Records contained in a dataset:
####################
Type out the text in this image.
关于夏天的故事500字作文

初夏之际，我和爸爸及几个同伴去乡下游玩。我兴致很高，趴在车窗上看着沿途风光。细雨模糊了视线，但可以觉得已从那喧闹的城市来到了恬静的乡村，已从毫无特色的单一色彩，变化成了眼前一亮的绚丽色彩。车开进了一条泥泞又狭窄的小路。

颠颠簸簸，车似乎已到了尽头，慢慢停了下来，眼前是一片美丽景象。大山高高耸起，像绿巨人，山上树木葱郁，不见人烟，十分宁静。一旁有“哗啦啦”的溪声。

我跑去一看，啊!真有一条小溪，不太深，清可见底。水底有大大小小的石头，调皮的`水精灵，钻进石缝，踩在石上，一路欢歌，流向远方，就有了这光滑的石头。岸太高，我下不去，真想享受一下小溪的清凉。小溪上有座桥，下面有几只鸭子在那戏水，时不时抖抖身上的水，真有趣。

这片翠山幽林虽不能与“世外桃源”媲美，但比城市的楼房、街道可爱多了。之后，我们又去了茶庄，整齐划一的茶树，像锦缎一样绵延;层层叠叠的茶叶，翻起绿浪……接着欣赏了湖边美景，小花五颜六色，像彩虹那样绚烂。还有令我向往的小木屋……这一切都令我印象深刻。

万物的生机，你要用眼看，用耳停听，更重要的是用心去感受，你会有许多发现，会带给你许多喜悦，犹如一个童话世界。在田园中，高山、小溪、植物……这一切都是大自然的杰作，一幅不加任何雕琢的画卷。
####################
Copy the entries above exactly, leaving none out.

Type out the text in this image.
关于夏天的故事500字作文

初夏之际，我和爸爸及几个同伴去乡下游玩。我兴致很高，趴在车窗上看着沿途风光。细雨模糊了视线，但可以觉得已从那喧闹的城市来到了恬静的乡村，已从毫无特色的单一色彩，变化成了眼前一亮的绚丽色彩。车开进了一条泥泞又狭窄的小路。

颠颠簸簸，车似乎已到了尽头，慢慢停了下来，眼前是一片美丽景象。大山高高耸起，像绿巨人，山上树木葱郁，不见人烟，十分宁静。一旁有“哗啦啦”的溪声。

我跑去一看，啊!真有一条小溪，不太深，清可见底。水底有大大小小的石头，调皮的`水精灵，钻进石缝，踩在石上，一路欢歌，流向远方，就有了这光滑的石头。岸太高，我下不去，真想享受一下小溪的清凉。小溪上有座桥，下面有几只鸭子在那戏水，时不时抖抖身上的水，真有趣。

这片翠山幽林虽不能与“世外桃源”媲美，但比城市的楼房、街道可爱多了。之后，我们又去了茶庄，整齐划一的茶树，像锦缎一样绵延;层层叠叠的茶叶，翻起绿浪……接着欣赏了湖边美景，小花五颜六色，像彩虹那样绚烂。还有令我向往的小木屋……这一切都令我印象深刻。

万物的生机，你要用眼看，用耳停听，更重要的是用心去感受，你会有许多发现，会带给你许多喜悦，犹如一个童话世界。在田园中，高山、小溪、植物……这一切都是大自然的杰作，一幅不加任何雕琢的画卷。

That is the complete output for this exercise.